**TASK GOAL:**
Look over the lines below. Report each one that includes the string "color".
================================
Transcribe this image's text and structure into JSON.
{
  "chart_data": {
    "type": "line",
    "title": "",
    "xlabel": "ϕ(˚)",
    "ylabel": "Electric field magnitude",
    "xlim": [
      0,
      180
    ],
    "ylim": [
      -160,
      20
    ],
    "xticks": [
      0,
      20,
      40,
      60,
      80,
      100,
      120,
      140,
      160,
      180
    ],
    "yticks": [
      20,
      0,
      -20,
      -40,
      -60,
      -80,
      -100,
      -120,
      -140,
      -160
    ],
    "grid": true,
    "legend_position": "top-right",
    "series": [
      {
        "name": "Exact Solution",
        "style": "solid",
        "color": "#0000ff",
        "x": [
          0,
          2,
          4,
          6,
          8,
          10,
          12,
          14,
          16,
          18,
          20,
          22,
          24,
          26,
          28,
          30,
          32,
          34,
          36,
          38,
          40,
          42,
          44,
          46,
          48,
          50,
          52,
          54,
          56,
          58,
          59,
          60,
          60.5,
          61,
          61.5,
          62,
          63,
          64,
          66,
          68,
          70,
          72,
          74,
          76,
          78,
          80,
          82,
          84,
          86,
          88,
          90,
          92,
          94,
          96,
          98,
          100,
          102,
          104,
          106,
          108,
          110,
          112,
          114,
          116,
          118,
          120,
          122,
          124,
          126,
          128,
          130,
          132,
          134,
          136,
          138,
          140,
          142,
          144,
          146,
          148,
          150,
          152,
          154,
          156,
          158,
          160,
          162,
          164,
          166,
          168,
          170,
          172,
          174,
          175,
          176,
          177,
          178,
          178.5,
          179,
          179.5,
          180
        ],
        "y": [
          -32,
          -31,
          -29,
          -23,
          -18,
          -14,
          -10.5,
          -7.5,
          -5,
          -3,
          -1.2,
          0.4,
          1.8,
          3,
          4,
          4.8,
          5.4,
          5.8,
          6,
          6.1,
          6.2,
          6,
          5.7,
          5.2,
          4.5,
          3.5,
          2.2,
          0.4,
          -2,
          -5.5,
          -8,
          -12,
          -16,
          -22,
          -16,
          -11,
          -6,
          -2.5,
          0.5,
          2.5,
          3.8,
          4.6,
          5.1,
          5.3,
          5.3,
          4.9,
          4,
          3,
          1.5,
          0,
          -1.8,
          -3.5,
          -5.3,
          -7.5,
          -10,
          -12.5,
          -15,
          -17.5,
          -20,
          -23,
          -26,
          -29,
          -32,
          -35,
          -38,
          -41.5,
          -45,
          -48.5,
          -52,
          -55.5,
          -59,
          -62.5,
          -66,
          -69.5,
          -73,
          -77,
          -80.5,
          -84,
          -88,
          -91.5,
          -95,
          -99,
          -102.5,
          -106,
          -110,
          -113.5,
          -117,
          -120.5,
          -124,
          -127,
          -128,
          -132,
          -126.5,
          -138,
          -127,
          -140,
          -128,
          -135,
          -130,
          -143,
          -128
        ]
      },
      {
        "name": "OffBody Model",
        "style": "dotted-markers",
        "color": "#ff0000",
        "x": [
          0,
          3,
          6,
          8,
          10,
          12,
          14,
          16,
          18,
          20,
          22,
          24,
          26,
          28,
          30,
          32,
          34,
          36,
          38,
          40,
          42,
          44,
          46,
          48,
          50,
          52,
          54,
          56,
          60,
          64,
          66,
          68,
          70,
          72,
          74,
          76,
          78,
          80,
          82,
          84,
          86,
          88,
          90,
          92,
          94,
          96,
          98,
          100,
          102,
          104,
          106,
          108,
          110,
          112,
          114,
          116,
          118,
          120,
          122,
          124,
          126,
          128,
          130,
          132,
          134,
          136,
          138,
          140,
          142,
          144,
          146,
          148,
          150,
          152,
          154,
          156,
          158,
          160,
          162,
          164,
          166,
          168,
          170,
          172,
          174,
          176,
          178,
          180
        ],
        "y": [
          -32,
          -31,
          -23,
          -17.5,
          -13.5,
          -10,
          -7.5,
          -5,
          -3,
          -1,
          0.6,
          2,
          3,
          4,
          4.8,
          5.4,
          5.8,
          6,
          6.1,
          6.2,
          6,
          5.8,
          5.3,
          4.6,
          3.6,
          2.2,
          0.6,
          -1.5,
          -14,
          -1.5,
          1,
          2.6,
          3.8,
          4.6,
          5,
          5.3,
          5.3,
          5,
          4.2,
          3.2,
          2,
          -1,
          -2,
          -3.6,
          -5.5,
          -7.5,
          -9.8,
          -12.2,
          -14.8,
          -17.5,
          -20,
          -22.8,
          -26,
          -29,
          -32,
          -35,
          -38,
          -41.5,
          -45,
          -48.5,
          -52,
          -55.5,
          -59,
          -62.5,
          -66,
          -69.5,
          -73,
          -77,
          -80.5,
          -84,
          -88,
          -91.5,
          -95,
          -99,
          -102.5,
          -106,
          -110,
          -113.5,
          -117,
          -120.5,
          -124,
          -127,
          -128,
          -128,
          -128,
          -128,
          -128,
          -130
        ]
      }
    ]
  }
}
================================
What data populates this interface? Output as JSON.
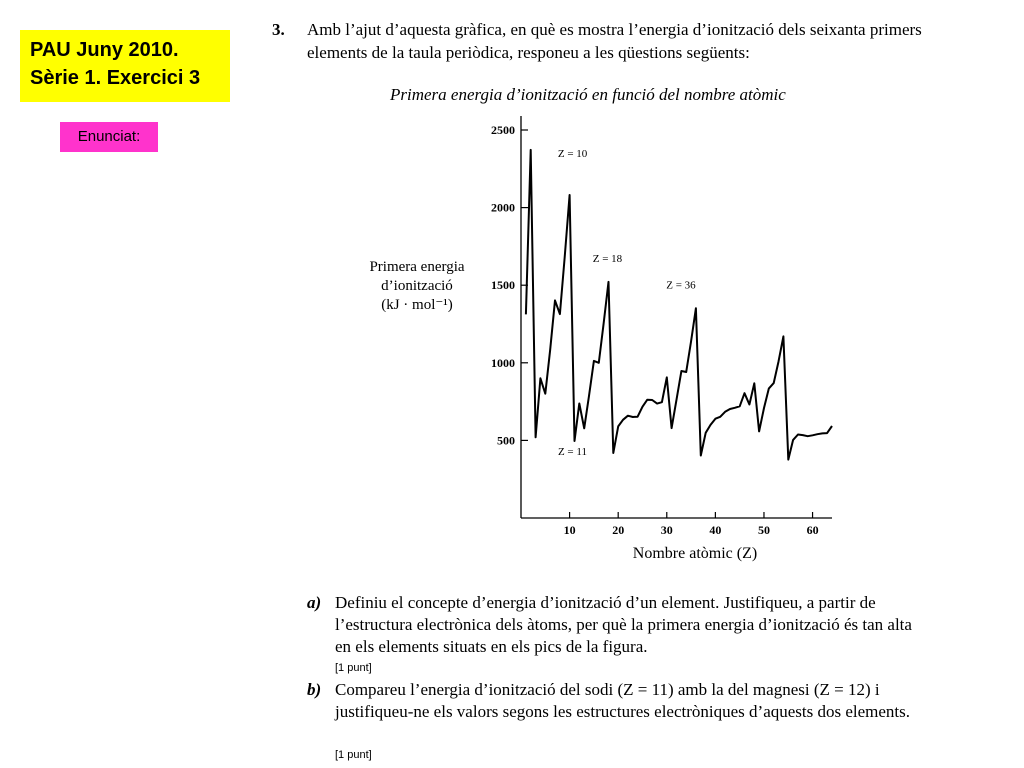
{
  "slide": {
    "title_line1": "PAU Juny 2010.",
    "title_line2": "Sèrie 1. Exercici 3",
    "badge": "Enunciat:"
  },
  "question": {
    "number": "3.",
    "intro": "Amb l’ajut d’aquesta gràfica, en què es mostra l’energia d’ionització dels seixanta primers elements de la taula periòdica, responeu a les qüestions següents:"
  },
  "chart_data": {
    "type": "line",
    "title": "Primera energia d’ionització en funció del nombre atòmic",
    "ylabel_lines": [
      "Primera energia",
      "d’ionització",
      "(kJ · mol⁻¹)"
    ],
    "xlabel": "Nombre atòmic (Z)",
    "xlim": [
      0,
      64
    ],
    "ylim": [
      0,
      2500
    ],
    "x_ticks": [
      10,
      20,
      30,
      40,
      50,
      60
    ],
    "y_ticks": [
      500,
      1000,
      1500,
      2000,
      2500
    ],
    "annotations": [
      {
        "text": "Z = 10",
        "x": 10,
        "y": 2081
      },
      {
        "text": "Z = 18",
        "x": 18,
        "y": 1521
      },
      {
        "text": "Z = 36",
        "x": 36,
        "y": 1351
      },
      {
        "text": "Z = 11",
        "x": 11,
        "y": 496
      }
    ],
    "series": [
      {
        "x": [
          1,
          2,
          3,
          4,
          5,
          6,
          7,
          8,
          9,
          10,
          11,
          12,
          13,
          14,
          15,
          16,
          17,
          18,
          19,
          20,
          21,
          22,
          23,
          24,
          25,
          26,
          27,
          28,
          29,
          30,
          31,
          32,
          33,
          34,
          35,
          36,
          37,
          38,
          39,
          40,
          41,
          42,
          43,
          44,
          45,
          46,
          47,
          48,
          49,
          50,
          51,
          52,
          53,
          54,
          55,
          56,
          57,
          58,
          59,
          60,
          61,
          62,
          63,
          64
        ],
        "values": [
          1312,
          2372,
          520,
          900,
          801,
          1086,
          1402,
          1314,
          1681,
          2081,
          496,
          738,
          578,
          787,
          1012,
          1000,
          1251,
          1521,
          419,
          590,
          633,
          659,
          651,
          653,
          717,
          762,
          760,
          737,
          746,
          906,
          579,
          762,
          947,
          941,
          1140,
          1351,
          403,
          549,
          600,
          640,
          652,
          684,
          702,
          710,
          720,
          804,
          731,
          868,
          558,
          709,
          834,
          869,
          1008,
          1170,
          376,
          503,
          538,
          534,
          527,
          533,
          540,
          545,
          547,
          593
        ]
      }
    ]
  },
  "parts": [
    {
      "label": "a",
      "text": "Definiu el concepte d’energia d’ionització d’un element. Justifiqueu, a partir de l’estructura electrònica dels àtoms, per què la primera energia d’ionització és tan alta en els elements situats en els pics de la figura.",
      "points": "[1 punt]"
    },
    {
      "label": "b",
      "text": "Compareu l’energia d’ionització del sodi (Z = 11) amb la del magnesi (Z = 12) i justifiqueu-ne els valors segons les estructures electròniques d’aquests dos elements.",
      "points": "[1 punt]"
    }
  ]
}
================================
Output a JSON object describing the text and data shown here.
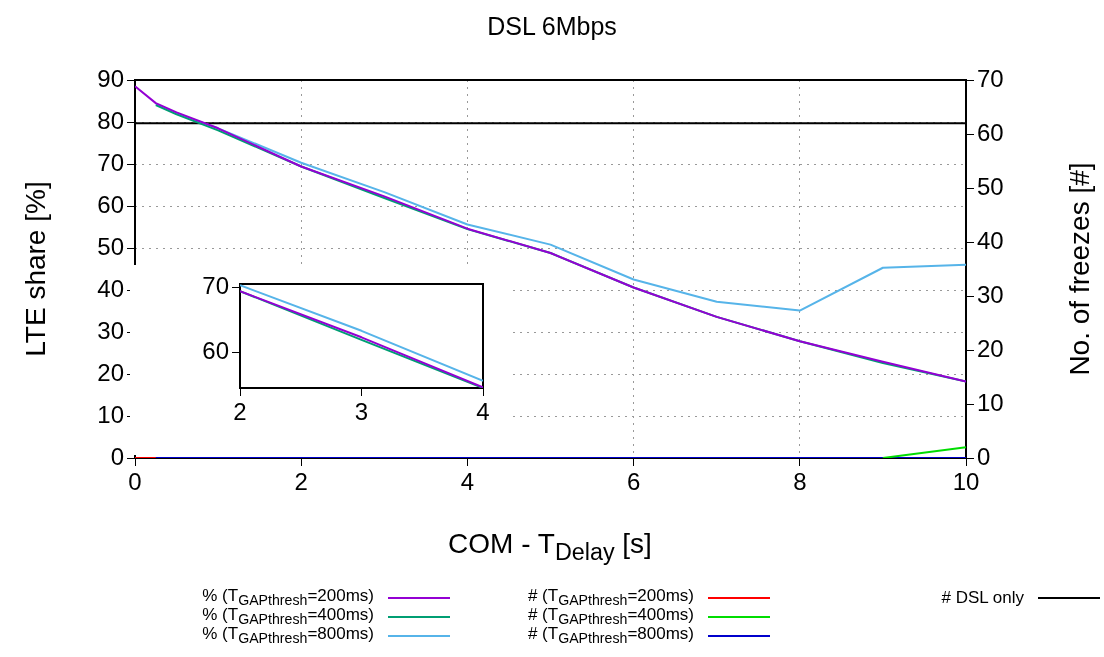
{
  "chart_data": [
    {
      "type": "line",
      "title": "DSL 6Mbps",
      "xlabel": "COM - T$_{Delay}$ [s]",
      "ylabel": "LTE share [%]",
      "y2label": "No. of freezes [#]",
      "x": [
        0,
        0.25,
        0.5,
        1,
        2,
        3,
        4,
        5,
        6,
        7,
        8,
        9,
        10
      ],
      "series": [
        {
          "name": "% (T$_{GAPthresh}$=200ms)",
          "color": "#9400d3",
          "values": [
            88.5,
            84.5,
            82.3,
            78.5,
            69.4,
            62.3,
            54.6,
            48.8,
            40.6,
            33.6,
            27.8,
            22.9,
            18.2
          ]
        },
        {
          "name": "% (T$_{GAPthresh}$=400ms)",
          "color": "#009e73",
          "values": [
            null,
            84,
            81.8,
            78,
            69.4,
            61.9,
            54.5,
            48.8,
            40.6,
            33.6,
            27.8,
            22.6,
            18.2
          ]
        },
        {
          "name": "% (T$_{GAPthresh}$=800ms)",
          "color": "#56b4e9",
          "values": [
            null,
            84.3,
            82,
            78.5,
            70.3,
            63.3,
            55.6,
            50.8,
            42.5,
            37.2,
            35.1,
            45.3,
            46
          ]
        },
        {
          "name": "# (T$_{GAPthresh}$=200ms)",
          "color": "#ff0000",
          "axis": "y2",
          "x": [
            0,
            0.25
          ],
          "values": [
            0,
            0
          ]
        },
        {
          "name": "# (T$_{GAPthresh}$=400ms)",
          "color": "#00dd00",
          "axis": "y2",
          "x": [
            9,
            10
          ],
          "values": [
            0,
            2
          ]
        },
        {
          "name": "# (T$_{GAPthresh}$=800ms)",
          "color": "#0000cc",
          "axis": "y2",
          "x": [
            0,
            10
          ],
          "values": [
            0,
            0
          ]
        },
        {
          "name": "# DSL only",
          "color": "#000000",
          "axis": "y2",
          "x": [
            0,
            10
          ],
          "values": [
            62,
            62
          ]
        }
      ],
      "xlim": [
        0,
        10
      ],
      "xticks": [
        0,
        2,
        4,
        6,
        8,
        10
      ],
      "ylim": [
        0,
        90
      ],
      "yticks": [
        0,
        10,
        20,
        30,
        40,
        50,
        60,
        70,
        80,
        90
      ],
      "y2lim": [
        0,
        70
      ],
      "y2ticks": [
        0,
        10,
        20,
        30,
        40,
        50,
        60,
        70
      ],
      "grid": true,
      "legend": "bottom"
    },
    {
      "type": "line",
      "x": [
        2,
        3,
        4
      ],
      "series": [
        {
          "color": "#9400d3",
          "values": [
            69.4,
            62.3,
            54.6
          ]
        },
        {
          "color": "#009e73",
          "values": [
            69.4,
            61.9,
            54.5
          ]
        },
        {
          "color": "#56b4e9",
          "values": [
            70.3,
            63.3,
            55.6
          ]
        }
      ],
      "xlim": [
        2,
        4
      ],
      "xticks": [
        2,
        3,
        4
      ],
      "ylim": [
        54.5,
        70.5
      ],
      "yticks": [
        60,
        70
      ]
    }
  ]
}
================================
**FINISHED EXERCISE:**
        "color": "#0000ff",
        "color": "#ff0000",
          "color": "#9400d3",
          "color": "#009e73",
          "color": "#56b4e9",
          "color": "#ff0000",
          "color": "#00dd00",
          "color": "#0000cc",
          "color": "#000000",
          "color": "#9400d3",
          "color": "#009e73",
          "color": "#56b4e9",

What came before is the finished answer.